Exercise directions: Leave out the pictures and return every entry exactly as it appears.

Exercise material:
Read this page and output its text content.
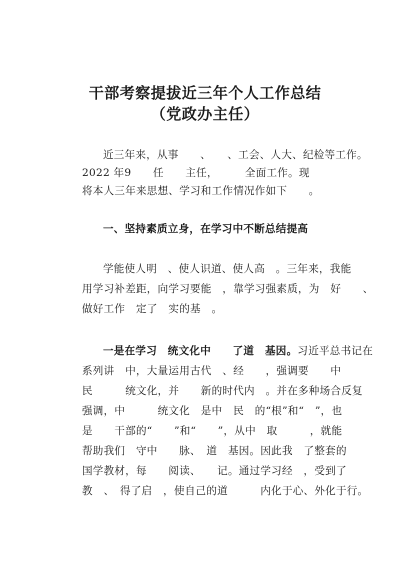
干部考察提拔近三年个人工作总结
（党政办主任）
近三年来，从事　　、　　、工会、人大、纪检等工作。
2022 年9　　任　　主任，　　　全面工作。现
将本人三年来思想、学习和工作情况作如下　　。
一、坚持素质立身，在学习中不断总结提高
学能使人明　、使人识道、使人高　。三年来，我能
用学习补差距，向学习要能　，靠学习强素质，为　好　　、
做好工作　定了　实的基　。
一是在学习　统文化中　　了道　基因。习近平总书记在
系列讲　中，大量运用古代　、经　　，强调要　　中
民　　　统文化，并　　新的时代内　。并在多种场合反复
强调，中　　　统文化　是中　民　的“根”和“　”，也
是　　干部的“　　”和“　　”，从中　取　　　，就能
帮助我们　守中　　脉、　道　基因。因此我　了整套的
国学教材，每　　阅读、　　记。通过学习经　，受到了
教　、　得了启　，使自己的道　　　内化于心、外化于行。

Final result:
Read this page and output its text content.
干部考察提拔近三年个人工作总结
（党政办主任）
近三年来，从事　　、　　、工会、人大、纪检等工作。
2022 年9　　任　　主任，　　　全面工作。现
将本人三年来思想、学习和工作情况作如下　　。
一、坚持素质立身，在学习中不断总结提高
学能使人明　、使人识道、使人高　。三年来，我能
用学习补差距，向学习要能　，靠学习强素质，为　好　　、
做好工作　定了　实的基　。
一是在学习　统文化中　　了道　基因。习近平总书记在
系列讲　中，大量运用古代　、经　　，强调要　　中
民　　　统文化，并　　新的时代内　。并在多种场合反复
强调，中　　　统文化　是中　民　的“根”和“　”，也
是　　干部的“　　”和“　　”，从中　取　　　，就能
帮助我们　守中　　脉、　道　基因。因此我　了整套的
国学教材，每　　阅读、　　记。通过学习经　，受到了
教　、　得了启　，使自己的道　　　内化于心、外化于行。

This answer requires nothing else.